===== TEXTE EXTRAIT =====

Ah oui mais, en fait la joie est un de ses grands thèmes, j'allais dire la vraie joie, ce qui d'ailleurs inclut aussi cette joie de la vie. vous savez Lewis c'était un grand buveur de bière, il adorait les femmes comme on l'a déjà dit. Mais la joie c'est une anticipation déjà de la présence de Dieu pour lui, voyez, donc ça, c'est très très important. Tout ce qui est, en fait,... Il connaissait très bien la tristesse, la dépression, le malheur. Il a perdu sa femme alors qu'il s'était marié tardivement -on en avait tiré d'ailleurs un film « Shadow Lands », « Les Ombres du coeur » -qui n'était pas très fidèle mais qui essayait de traiter ça- donc ce n'est pas l'un de ces optimistes qui vous prêchent une joie alors qu'on a envie de... donne des envies de -comme disait Chesterton- de les assassiner. C'est quelqu'un qui, dont la joie au coeur devait être, enfin, comme le signe que Dieu finalement l'emportera. Et ça je crois que c'est très important. Ça se traduit dans une espèce d'allégresse aussi de son propos, de son récit.
C'est une oeuvre allègre.
Ah oui.
Et justement c'est une oeuvre qui, peut-être par son allégresse, contraste avec celui dont on n'arrête pas de parler qui est Tolkien qui lui est, on a l'impression que c'est beaucoup moins allègre, c'est beaucoup plus...

===== DONNÉES FOURNIES =====

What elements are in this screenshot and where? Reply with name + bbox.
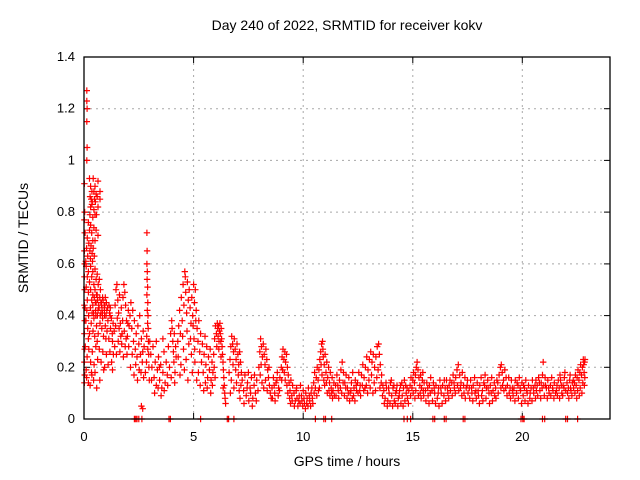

=====

-- CONSIGNE A --
Répondez aux questions suivantes d'après le texte extrait :
(i) Que représente la joie pour Lewis ?
(ii) Quel film a été tiré de la perte de sa femme ?
(iii) Avec quel auteur l'œuvre de Lewis contraste-t-elle par son allégresse ?
-- CONSIGNE B --
Relevez toutes les personnes désignées par leur nom dans le texte extrait.

-- RÉPONSE A --
(i) Une anticipation de la présence de Dieu.
(ii) « Shadow Lands », « Les Ombres du coeur ».
(iii) Tolkien.

-- RÉPONSE B --
Lewis, Chesterton, Tolkien